→ WRITTEN PROBLEM: Sort through the data and copy the lines holding the word "color".

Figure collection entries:
▼

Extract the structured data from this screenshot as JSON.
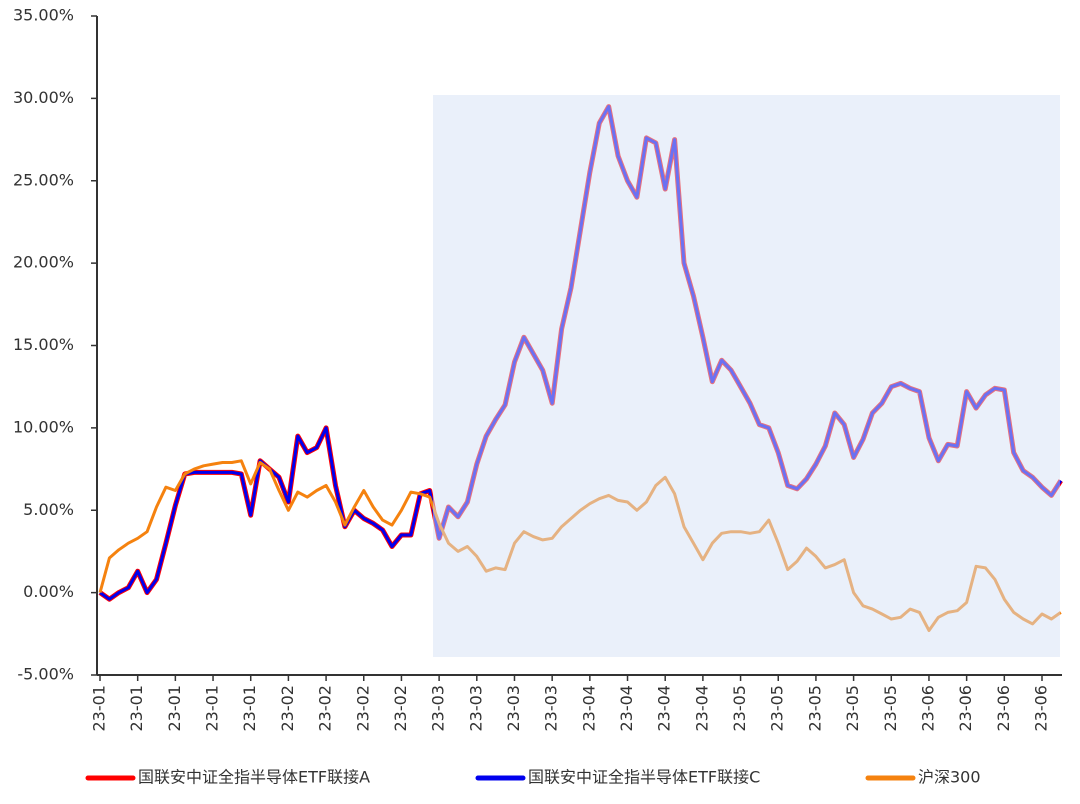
{
  "chart_data": {
    "type": "line",
    "categories": [
      "23-01",
      null,
      null,
      null,
      "23-01",
      null,
      null,
      null,
      "23-01",
      null,
      null,
      null,
      "23-01",
      null,
      null,
      null,
      "23-01",
      null,
      null,
      null,
      "23-02",
      null,
      null,
      null,
      "23-02",
      null,
      null,
      null,
      "23-02",
      null,
      null,
      null,
      "23-02",
      null,
      null,
      null,
      "23-03",
      null,
      null,
      null,
      "23-03",
      null,
      null,
      null,
      "23-03",
      null,
      null,
      null,
      "23-03",
      null,
      null,
      null,
      "23-04",
      null,
      null,
      null,
      "23-04",
      null,
      null,
      null,
      "23-04",
      null,
      null,
      null,
      "23-04",
      null,
      null,
      null,
      "23-05",
      null,
      null,
      null,
      "23-05",
      null,
      null,
      null,
      "23-05",
      null,
      null,
      null,
      "23-05",
      null,
      null,
      null,
      "23-05",
      null,
      null,
      null,
      "23-06",
      null,
      null,
      null,
      "23-06",
      null,
      null,
      null,
      "23-06",
      null,
      null,
      null,
      "23-06",
      null,
      null
    ],
    "series": [
      {
        "name": "国联安中证全指半导体ETF联接A",
        "color": "#ff0000",
        "values": [
          0,
          -0.4,
          0,
          0.3,
          1.3,
          0,
          0.8,
          3,
          5.3,
          7.2,
          7.3,
          7.3,
          7.3,
          7.3,
          7.3,
          7.2,
          4.7,
          8,
          7.5,
          7,
          5.5,
          9.5,
          8.5,
          8.8,
          10,
          6.5,
          4,
          5,
          4.5,
          4.2,
          3.8,
          2.8,
          3.5,
          3.5,
          6,
          6.2,
          3.3,
          5.2,
          4.6,
          5.5,
          7.8,
          9.5,
          10.5,
          11.4,
          14,
          15.5,
          14.5,
          13.5,
          11.5,
          16,
          18.5,
          22,
          25.5,
          28.5,
          29.5,
          26.5,
          25,
          24,
          27.6,
          27.3,
          24.5,
          27.5,
          20,
          18,
          15.5,
          12.8,
          14.1,
          13.5,
          12.5,
          11.5,
          10.2,
          10,
          8.5,
          6.5,
          6.3,
          6.9,
          7.8,
          8.9,
          10.9,
          10.2,
          8.2,
          9.3,
          10.9,
          11.5,
          12.5,
          12.7,
          12.4,
          12.2,
          9.4,
          8,
          9,
          8.9,
          12.2,
          11.2,
          12,
          12.4,
          12.3,
          8.5,
          7.4,
          7,
          6.4,
          5.9,
          6.8
        ]
      },
      {
        "name": "国联安中证全指半导体ETF联接C",
        "color": "#0000ee",
        "values": [
          0,
          -0.4,
          0,
          0.3,
          1.3,
          0,
          0.8,
          3,
          5.3,
          7.2,
          7.3,
          7.3,
          7.3,
          7.3,
          7.3,
          7.2,
          4.7,
          8,
          7.5,
          7,
          5.5,
          9.5,
          8.5,
          8.8,
          10,
          6.5,
          4,
          5,
          4.5,
          4.2,
          3.8,
          2.8,
          3.5,
          3.5,
          6,
          6.2,
          3.3,
          5.2,
          4.6,
          5.5,
          7.8,
          9.5,
          10.5,
          11.4,
          14,
          15.5,
          14.5,
          13.5,
          11.5,
          16,
          18.5,
          22,
          25.5,
          28.5,
          29.5,
          26.5,
          25,
          24,
          27.6,
          27.3,
          24.5,
          27.5,
          20,
          18,
          15.5,
          12.8,
          14.1,
          13.5,
          12.5,
          11.5,
          10.2,
          10,
          8.5,
          6.5,
          6.3,
          6.9,
          7.8,
          8.9,
          10.9,
          10.2,
          8.2,
          9.3,
          10.9,
          11.5,
          12.5,
          12.7,
          12.4,
          12.2,
          9.4,
          8,
          9,
          8.9,
          12.2,
          11.2,
          12,
          12.4,
          12.3,
          8.5,
          7.4,
          7,
          6.4,
          5.9,
          6.8
        ]
      },
      {
        "name": "沪深300",
        "color": "#f5820f",
        "values": [
          0,
          2.1,
          2.6,
          3,
          3.3,
          3.7,
          5.2,
          6.4,
          6.2,
          7.2,
          7.5,
          7.7,
          7.8,
          7.9,
          7.9,
          8,
          6.6,
          7.9,
          7.5,
          6.2,
          5,
          6.1,
          5.8,
          6.2,
          6.5,
          5.5,
          4.1,
          5.2,
          6.2,
          5.2,
          4.4,
          4.1,
          5,
          6.1,
          6,
          5.8,
          4.2,
          3,
          2.5,
          2.8,
          2.2,
          1.3,
          1.5,
          1.4,
          3,
          3.7,
          3.4,
          3.2,
          3.3,
          4,
          4.5,
          5,
          5.4,
          5.7,
          5.9,
          5.6,
          5.5,
          5,
          5.5,
          6.5,
          7,
          6,
          4,
          3,
          2,
          3,
          3.6,
          3.7,
          3.7,
          3.6,
          3.7,
          4.4,
          3,
          1.4,
          1.9,
          2.7,
          2.2,
          1.5,
          1.7,
          2,
          0,
          -0.8,
          -1,
          -1.3,
          -1.6,
          -1.5,
          -1,
          -1.2,
          -2.3,
          -1.5,
          -1.2,
          -1.1,
          -0.6,
          1.6,
          1.5,
          0.8,
          -0.4,
          -1.2,
          -1.6,
          -1.9,
          -1.3,
          -1.6,
          -1.2
        ]
      }
    ],
    "ylim": [
      -5,
      35
    ],
    "yticks": [
      {
        "value": -5,
        "label": "-5.00%"
      },
      {
        "value": 0,
        "label": "0.00%"
      },
      {
        "value": 5,
        "label": "5.00%"
      },
      {
        "value": 10,
        "label": "10.00%"
      },
      {
        "value": 15,
        "label": "15.00%"
      },
      {
        "value": 20,
        "label": "20.00%"
      },
      {
        "value": 25,
        "label": "25.00%"
      },
      {
        "value": 30,
        "label": "30.00%"
      },
      {
        "value": 35,
        "label": "35.00%"
      }
    ]
  }
}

▲

→ EXERCISE SOLUTION:
        "color": "#ff0000",
        "color": "#0000ee",
        "color": "#f5820f",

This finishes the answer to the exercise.